- What you have to do: Find every line with "electric" in it, then report how many there are and nothing more.

Records that describe figures:
________________________________________

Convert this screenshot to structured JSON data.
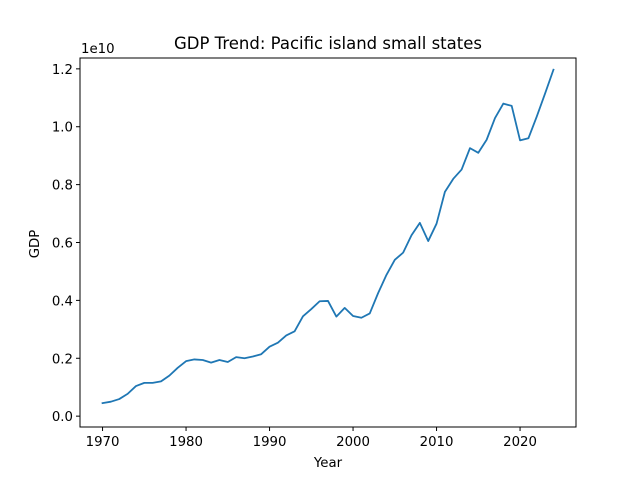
{
  "chart_data": {
    "type": "line",
    "title": "GDP Trend: Pacific island small states",
    "xlabel": "Year",
    "ylabel": "GDP",
    "y_offset_label": "1e10",
    "xlim": [
      1967.3,
      2026.7
    ],
    "ylim": [
      -0.0375,
      1.2375
    ],
    "x_ticks": [
      1970,
      1980,
      1990,
      2000,
      2010,
      2020
    ],
    "x_tick_labels": [
      "1970",
      "1980",
      "1990",
      "2000",
      "2010",
      "2020"
    ],
    "y_ticks": [
      0.0,
      0.2,
      0.4,
      0.6,
      0.8,
      1.0,
      1.2
    ],
    "y_tick_labels": [
      "0.0",
      "0.2",
      "0.4",
      "0.6",
      "0.8",
      "1.0",
      "1.2"
    ],
    "grid": false,
    "legend": "none",
    "line_color": "#1f77b4",
    "series": [
      {
        "x": [
          1970,
          1971,
          1972,
          1973,
          1974,
          1975,
          1976,
          1977,
          1978,
          1979,
          1980,
          1981,
          1982,
          1983,
          1984,
          1985,
          1986,
          1987,
          1988,
          1989,
          1990,
          1991,
          1992,
          1993,
          1994,
          1995,
          1996,
          1997,
          1998,
          1999,
          2000,
          2001,
          2002,
          2003,
          2004,
          2005,
          2006,
          2007,
          2008,
          2009,
          2010,
          2011,
          2012,
          2013,
          2014,
          2015,
          2016,
          2017,
          2018,
          2019,
          2020,
          2021,
          2022,
          2023,
          2024
        ],
        "values": [
          0.045,
          0.05,
          0.059,
          0.077,
          0.104,
          0.115,
          0.115,
          0.12,
          0.14,
          0.167,
          0.19,
          0.196,
          0.194,
          0.185,
          0.194,
          0.187,
          0.204,
          0.2,
          0.206,
          0.214,
          0.24,
          0.254,
          0.279,
          0.293,
          0.345,
          0.37,
          0.397,
          0.398,
          0.344,
          0.374,
          0.346,
          0.34,
          0.355,
          0.425,
          0.488,
          0.54,
          0.565,
          0.625,
          0.668,
          0.605,
          0.665,
          0.775,
          0.82,
          0.852,
          0.926,
          0.91,
          0.955,
          1.03,
          1.08,
          1.072,
          0.953,
          0.96,
          1.035,
          1.115,
          1.197
        ]
      }
    ]
  }
}
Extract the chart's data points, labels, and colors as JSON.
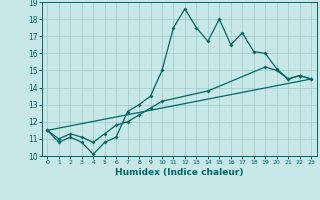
{
  "bg_color": "#c8e8e8",
  "grid_color": "#a8cccc",
  "line_color": "#006868",
  "line1_x": [
    0,
    1,
    2,
    3,
    4,
    5,
    6,
    7,
    8,
    9,
    10,
    11,
    12,
    13,
    14,
    15,
    16,
    17,
    18,
    19,
    20,
    21,
    22,
    23
  ],
  "line1_y": [
    11.5,
    10.8,
    11.1,
    10.8,
    10.1,
    10.8,
    11.1,
    12.6,
    13.0,
    13.5,
    15.0,
    17.5,
    18.6,
    17.5,
    16.7,
    18.0,
    16.5,
    17.2,
    16.1,
    16.0,
    15.1,
    14.5,
    14.7,
    14.5
  ],
  "line2_x": [
    0,
    1,
    2,
    3,
    4,
    5,
    6,
    7,
    8,
    9,
    10,
    14,
    19,
    20,
    21,
    22,
    23
  ],
  "line2_y": [
    11.5,
    11.0,
    11.3,
    11.1,
    10.8,
    11.3,
    11.8,
    12.0,
    12.4,
    12.8,
    13.2,
    13.8,
    15.2,
    15.0,
    14.5,
    14.7,
    14.5
  ],
  "line3_x": [
    0,
    23
  ],
  "line3_y": [
    11.5,
    14.5
  ],
  "xlabel": "Humidex (Indice chaleur)",
  "xlim": [
    -0.5,
    23.5
  ],
  "ylim": [
    10,
    19
  ],
  "yticks": [
    10,
    11,
    12,
    13,
    14,
    15,
    16,
    17,
    18,
    19
  ],
  "xticks": [
    0,
    1,
    2,
    3,
    4,
    5,
    6,
    7,
    8,
    9,
    10,
    11,
    12,
    13,
    14,
    15,
    16,
    17,
    18,
    19,
    20,
    21,
    22,
    23
  ]
}
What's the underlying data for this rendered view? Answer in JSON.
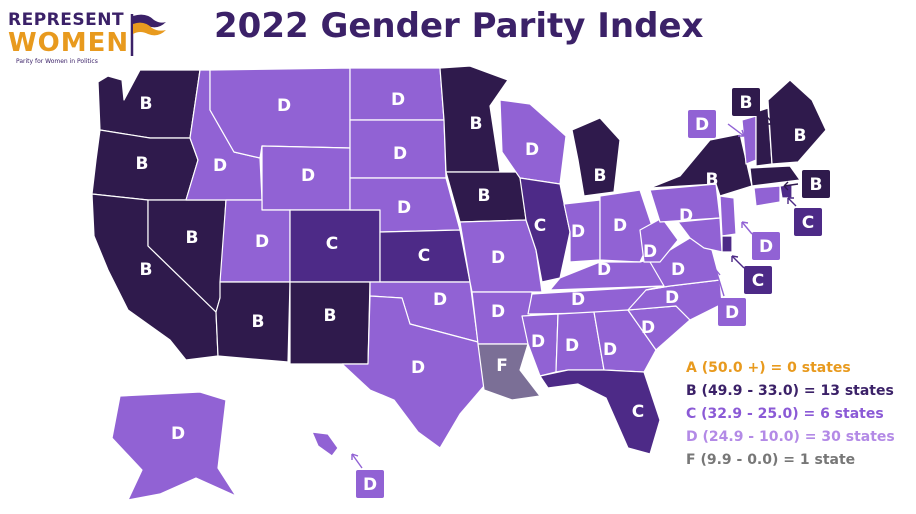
{
  "logo": {
    "line1": "REPRESENT",
    "line2": "WOMEN",
    "tagline": "Parity for Women in Politics"
  },
  "title": "2022 Gender Parity Index",
  "colors": {
    "B": "#2f1a4c",
    "C": "#4d2a87",
    "D": "#9162d4",
    "F": "#7b6f96",
    "A_text": "#e89a1e",
    "B_text": "#3b2168",
    "C_text": "#8b5ad6",
    "D_text": "#b38ae6",
    "F_text": "#777777",
    "border": "#ffffff",
    "title": "#3b2168"
  },
  "legend": [
    {
      "grade": "A",
      "text": "A (50.0 +) = 0 states"
    },
    {
      "grade": "B",
      "text": "B (49.9 - 33.0) = 13 states"
    },
    {
      "grade": "C",
      "text": "C (32.9 - 25.0) = 6 states"
    },
    {
      "grade": "D",
      "text": "D (24.9 - 10.0) = 30 states"
    },
    {
      "grade": "F",
      "text": "F (9.9 - 0.0) = 1 state"
    }
  ],
  "states": [
    {
      "name": "WA",
      "grade": "B"
    },
    {
      "name": "OR",
      "grade": "B"
    },
    {
      "name": "CA",
      "grade": "B"
    },
    {
      "name": "NV",
      "grade": "B"
    },
    {
      "name": "ID",
      "grade": "D"
    },
    {
      "name": "MT",
      "grade": "D"
    },
    {
      "name": "WY",
      "grade": "D"
    },
    {
      "name": "UT",
      "grade": "D"
    },
    {
      "name": "AZ",
      "grade": "B"
    },
    {
      "name": "CO",
      "grade": "C"
    },
    {
      "name": "NM",
      "grade": "B"
    },
    {
      "name": "ND",
      "grade": "D"
    },
    {
      "name": "SD",
      "grade": "D"
    },
    {
      "name": "NE",
      "grade": "D"
    },
    {
      "name": "KS",
      "grade": "C"
    },
    {
      "name": "OK",
      "grade": "D"
    },
    {
      "name": "TX",
      "grade": "D"
    },
    {
      "name": "MN",
      "grade": "B"
    },
    {
      "name": "IA",
      "grade": "B"
    },
    {
      "name": "MO",
      "grade": "D"
    },
    {
      "name": "AR",
      "grade": "D"
    },
    {
      "name": "LA",
      "grade": "F"
    },
    {
      "name": "WI",
      "grade": "D"
    },
    {
      "name": "IL",
      "grade": "C"
    },
    {
      "name": "MI",
      "grade": "B"
    },
    {
      "name": "IN",
      "grade": "D"
    },
    {
      "name": "OH",
      "grade": "D"
    },
    {
      "name": "KY",
      "grade": "D"
    },
    {
      "name": "TN",
      "grade": "D"
    },
    {
      "name": "MS",
      "grade": "D"
    },
    {
      "name": "AL",
      "grade": "D"
    },
    {
      "name": "GA",
      "grade": "D"
    },
    {
      "name": "FL",
      "grade": "C"
    },
    {
      "name": "SC",
      "grade": "D"
    },
    {
      "name": "NC",
      "grade": "D"
    },
    {
      "name": "VA",
      "grade": "D"
    },
    {
      "name": "WV",
      "grade": "D"
    },
    {
      "name": "PA",
      "grade": "D"
    },
    {
      "name": "NY",
      "grade": "B"
    },
    {
      "name": "VT",
      "grade": "D"
    },
    {
      "name": "NH",
      "grade": "B"
    },
    {
      "name": "ME",
      "grade": "B"
    },
    {
      "name": "MA",
      "grade": "B"
    },
    {
      "name": "RI",
      "grade": "C"
    },
    {
      "name": "CT",
      "grade": "D"
    },
    {
      "name": "NJ",
      "grade": "D"
    },
    {
      "name": "DE",
      "grade": "C"
    },
    {
      "name": "MD",
      "grade": "D"
    },
    {
      "name": "AK",
      "grade": "D"
    },
    {
      "name": "HI",
      "grade": "D"
    }
  ],
  "callouts": [
    {
      "state": "VT",
      "grade": "D"
    },
    {
      "state": "NH",
      "grade": "B"
    },
    {
      "state": "MA",
      "grade": "B"
    },
    {
      "state": "RI",
      "grade": "C"
    },
    {
      "state": "CT",
      "grade": "D"
    },
    {
      "state": "DE",
      "grade": "C"
    },
    {
      "state": "MD",
      "grade": "D"
    },
    {
      "state": "HI",
      "grade": "D"
    }
  ]
}
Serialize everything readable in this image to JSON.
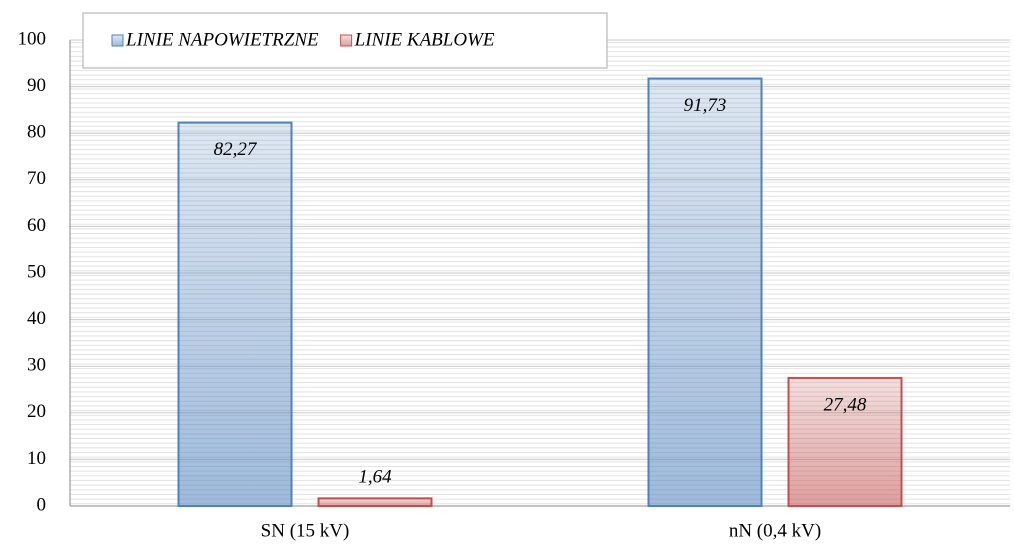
{
  "chart_data": {
    "type": "bar",
    "categories": [
      "SN (15 kV)",
      "nN (0,4 kV)"
    ],
    "series": [
      {
        "name": "LINIE NAPOWIETRZNE",
        "color": "#4f81bd",
        "values": [
          82.27,
          91.73
        ],
        "value_labels": [
          "82,27",
          "91,73"
        ]
      },
      {
        "name": "LINIE KABLOWE",
        "color": "#c0504d",
        "values": [
          1.64,
          27.48
        ],
        "value_labels": [
          "1,64",
          "27,48"
        ]
      }
    ],
    "ylim": [
      0,
      100
    ],
    "yticks": [
      0,
      10,
      20,
      30,
      40,
      50,
      60,
      70,
      80,
      90,
      100
    ],
    "grid": true,
    "legend": "top-left"
  }
}
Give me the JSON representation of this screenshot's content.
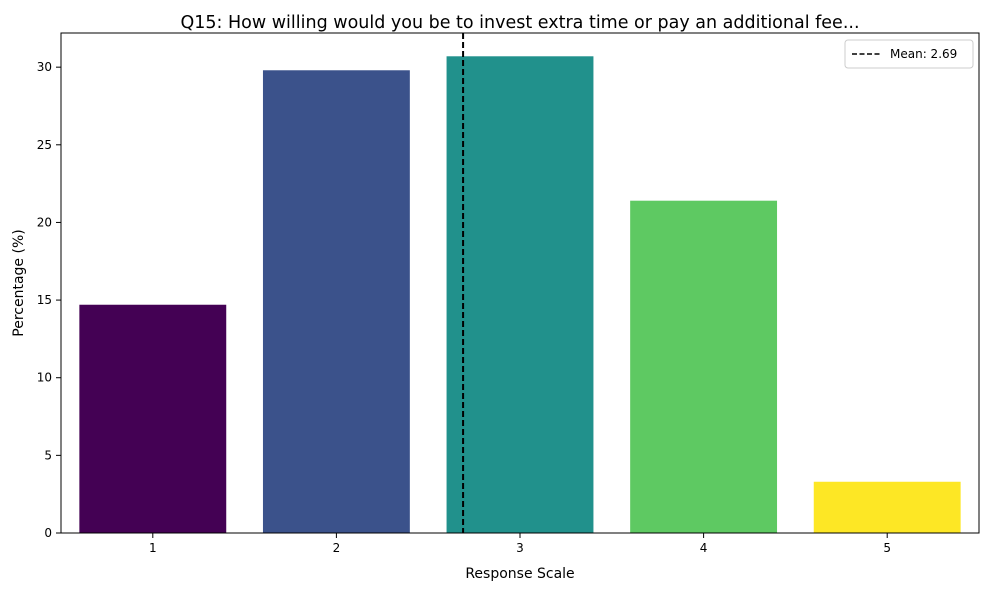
{
  "chart_data": {
    "type": "bar",
    "title": "Q15: How willing would you be to invest extra time or pay an additional fee...",
    "xlabel": "Response Scale",
    "ylabel": "Percentage (%)",
    "categories": [
      "1",
      "2",
      "3",
      "4",
      "5"
    ],
    "values": [
      14.7,
      29.8,
      30.7,
      21.4,
      3.3
    ],
    "bar_colors": [
      "#440154",
      "#3b528b",
      "#21918c",
      "#5ec962",
      "#fde725"
    ],
    "ylim": [
      0,
      32.2
    ],
    "yticks": [
      0,
      5,
      10,
      15,
      20,
      25,
      30
    ],
    "mean": 2.69,
    "mean_label": "Mean: 2.69",
    "mean_line_color": "#000000",
    "legend_position": "top-right",
    "grid": false
  }
}
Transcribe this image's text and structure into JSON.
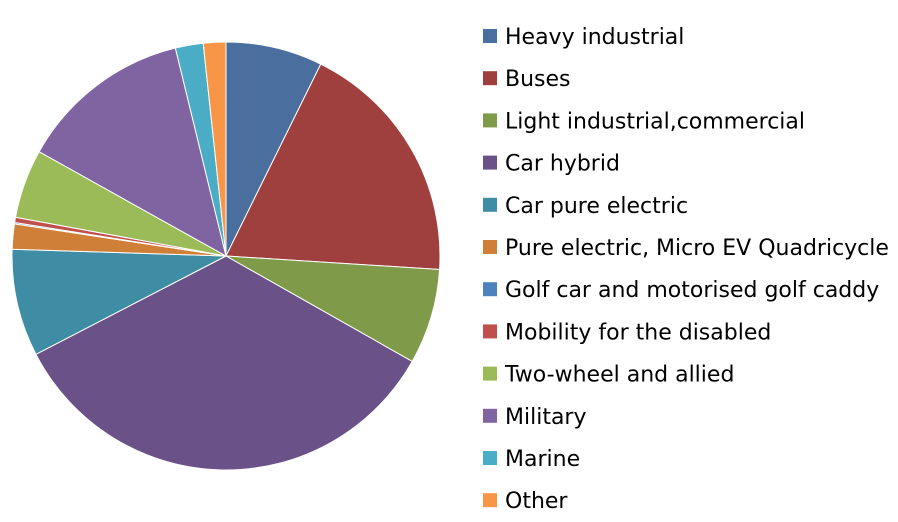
{
  "chart_data": {
    "type": "pie",
    "title": "",
    "legend_position": "right",
    "slices": [
      {
        "label": "Heavy industrial",
        "value": 7.3,
        "color": "#4A6F9F"
      },
      {
        "label": "Buses",
        "value": 18.7,
        "color": "#A0403E"
      },
      {
        "label": "Light industrial,commercial",
        "value": 7.2,
        "color": "#7F9A48"
      },
      {
        "label": "Car hybrid",
        "value": 34.2,
        "color": "#6A5289"
      },
      {
        "label": "Car pure electric",
        "value": 8.1,
        "color": "#3E8DA4"
      },
      {
        "label": "Pure electric, Micro EV Quadricycle",
        "value": 1.9,
        "color": "#D07F38"
      },
      {
        "label": "Golf car and motorised golf caddy",
        "value": 0.1,
        "color": "#4F81BD"
      },
      {
        "label": "Mobility for the disabled",
        "value": 0.4,
        "color": "#C0504D"
      },
      {
        "label": "Two-wheel and allied",
        "value": 5.2,
        "color": "#9BBB59"
      },
      {
        "label": "Military",
        "value": 13.1,
        "color": "#8064A2"
      },
      {
        "label": "Marine",
        "value": 2.1,
        "color": "#4BACC6"
      },
      {
        "label": "Other",
        "value": 1.7,
        "color": "#F79646"
      }
    ]
  }
}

________________________________________

- Exercise solution: 2